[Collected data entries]
##########

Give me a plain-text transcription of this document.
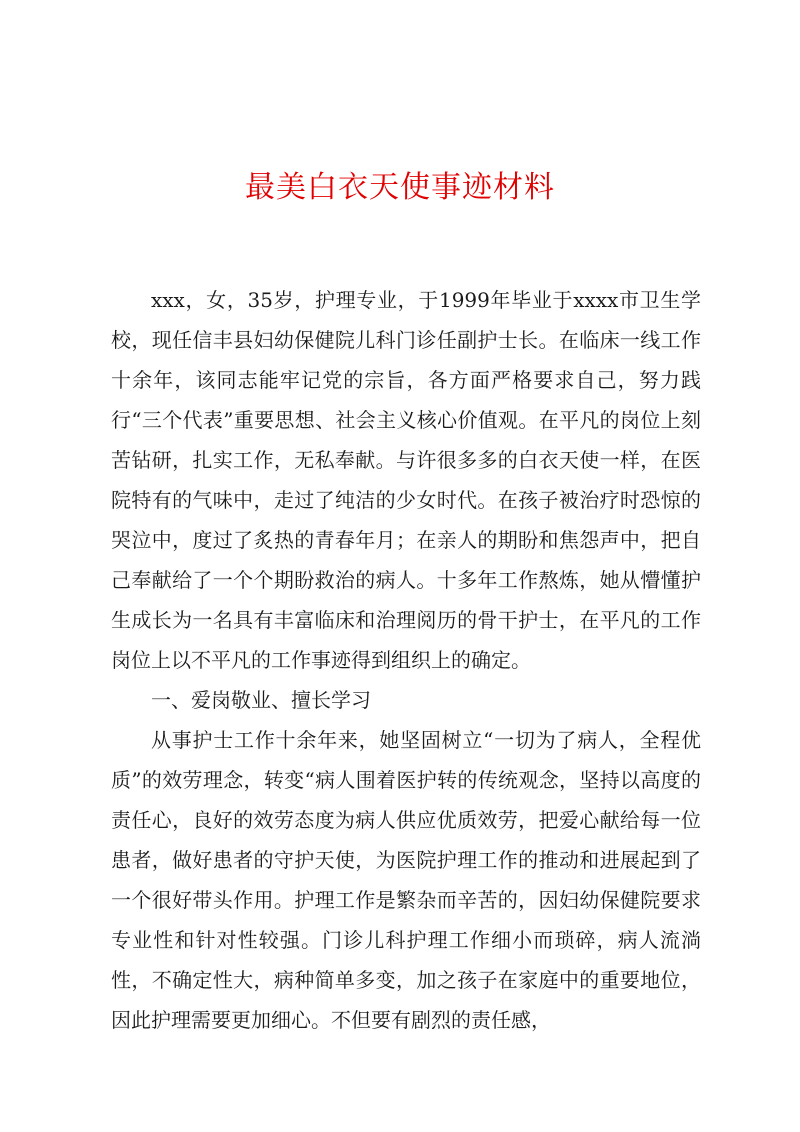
最美白衣天使事迹材料

xxx，女，35岁，护理专业，于1999年毕业于xxxx市卫生学校，现任信丰县妇幼保健院儿科门诊任副护士长。在临床一线工作十余年，该同志能牢记党的宗旨，各方面严格要求自己，努力践行“三个代表”重要思想、社会主义核心价值观。在平凡的岗位上刻苦钻研，扎实工作，无私奉献。与许很多多的白衣天使一样，在医院特有的气味中，走过了纯洁的少女时代。在孩子被治疗时恐惊的哭泣中，度过了炙热的青春年月；在亲人的期盼和焦怨声中，把自己奉献给了一个个期盼救治的病人。十多年工作熬炼，她从懵懂护生成长为一名具有丰富临床和治理阅历的骨干护士，在平凡的工作岗位上以不平凡的工作事迹得到组织上的确定。

一、爱岗敬业、擅长学习

从事护士工作十余年来，她坚固树立“一切为了病人，全程优质”的效劳理念，转变“病人围着医护转的传统观念，坚持以高度的责任心，良好的效劳态度为病人供应优质效劳，把爱心献给每一位患者，做好患者的守护天使，为医院护理工作的推动和进展起到了一个很好带头作用。护理工作是繁杂而辛苦的，因妇幼保健院要求专业性和针对性较强。门诊儿科护理工作细小而琐碎，病人流淌性，不确定性大，病种简单多变，加之孩子在家庭中的重要地位，因此护理需要更加细心。不但要有剧烈的责任感，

##########

- **EXERCISE AIM**
Pictures are excluded; copy all other data exactly as shown.

- **RIGHT ANSWER**
Give me a plain-text transcription of this document.
最美白衣天使事迹材料

xxx，女，35岁，护理专业，于1999年毕业于xxxx市卫生学校，现任信丰县妇幼保健院儿科门诊任副护士长。在临床一线工作十余年，该同志能牢记党的宗旨，各方面严格要求自己，努力践行“三个代表”重要思想、社会主义核心价值观。在平凡的岗位上刻苦钻研，扎实工作，无私奉献。与许很多多的白衣天使一样，在医院特有的气味中，走过了纯洁的少女时代。在孩子被治疗时恐惊的哭泣中，度过了炙热的青春年月；在亲人的期盼和焦怨声中，把自己奉献给了一个个期盼救治的病人。十多年工作熬炼，她从懵懂护生成长为一名具有丰富临床和治理阅历的骨干护士，在平凡的工作岗位上以不平凡的工作事迹得到组织上的确定。

一、爱岗敬业、擅长学习

从事护士工作十余年来，她坚固树立“一切为了病人，全程优质”的效劳理念，转变“病人围着医护转的传统观念，坚持以高度的责任心，良好的效劳态度为病人供应优质效劳，把爱心献给每一位患者，做好患者的守护天使，为医院护理工作的推动和进展起到了一个很好带头作用。护理工作是繁杂而辛苦的，因妇幼保健院要求专业性和针对性较强。门诊儿科护理工作细小而琐碎，病人流淌性，不确定性大，病种简单多变，加之孩子在家庭中的重要地位，因此护理需要更加细心。不但要有剧烈的责任感，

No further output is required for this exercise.